> Given task
Transcribe the material verbatim in full; the pictures do not belong in the copy.

> Exercise data
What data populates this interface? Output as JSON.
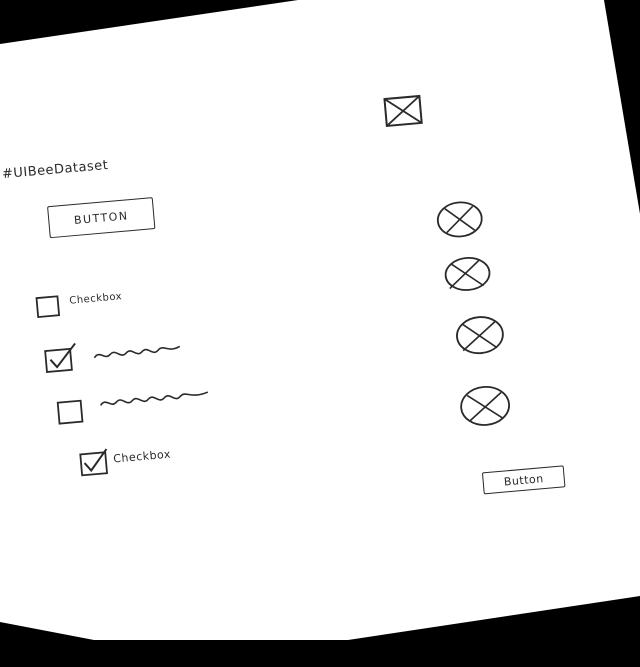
{
  "watermark": "#UIBeeDataset",
  "buttons": {
    "primary_label": "BUTTON",
    "secondary_label": "Button"
  },
  "checkboxes": [
    {
      "label": "Checkbox",
      "checked": false
    },
    {
      "label": "",
      "checked": true
    },
    {
      "label": "",
      "checked": false
    },
    {
      "label": "Checkbox",
      "checked": true
    }
  ],
  "icons": {
    "image_placeholder": "image-placeholder-icon",
    "radio_items": [
      "radio-x-icon",
      "radio-x-icon",
      "radio-x-icon",
      "radio-x-icon"
    ]
  },
  "colors": {
    "ink": "#2a2a2a",
    "paper": "#ffffff",
    "background": "#000000"
  }
}
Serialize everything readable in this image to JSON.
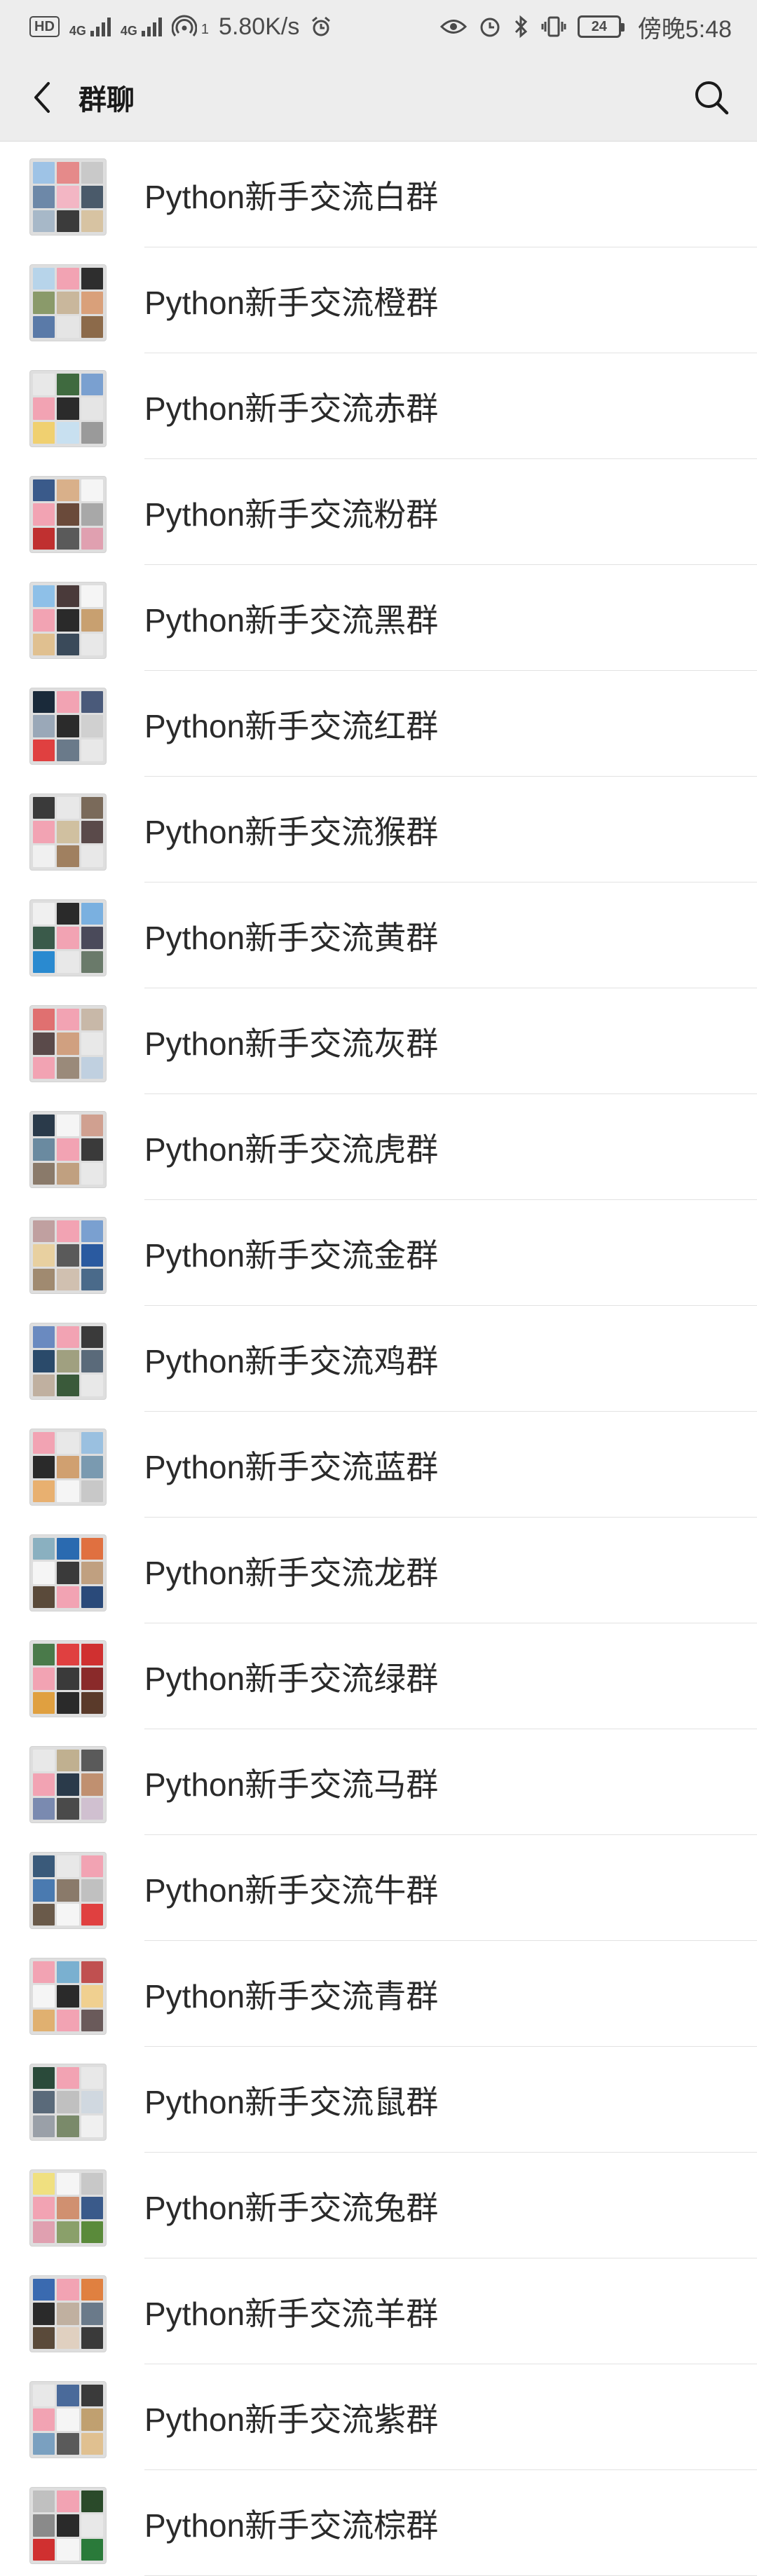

> Solution for this exercise
What data populates this interface? Output as JSON.
{
  "watermark": "#UIBeeDataset",
  "buttons": {
    "primary_label": "BUTTON",
    "secondary_label": "Button"
  },
  "checkboxes": [
    {
      "label": "Checkbox",
      "checked": false
    },
    {
      "label": "",
      "checked": true
    },
    {
      "label": "",
      "checked": false
    },
    {
      "label": "Checkbox",
      "checked": true
    }
  ],
  "icons": {
    "image_placeholder": "image-placeholder-icon",
    "radio_items": [
      "radio-x-icon",
      "radio-x-icon",
      "radio-x-icon",
      "radio-x-icon"
    ]
  },
  "colors": {
    "ink": "#2a2a2a",
    "paper": "#ffffff",
    "background": "#000000"
  }
}
Serialize everything readable in this image to JSON.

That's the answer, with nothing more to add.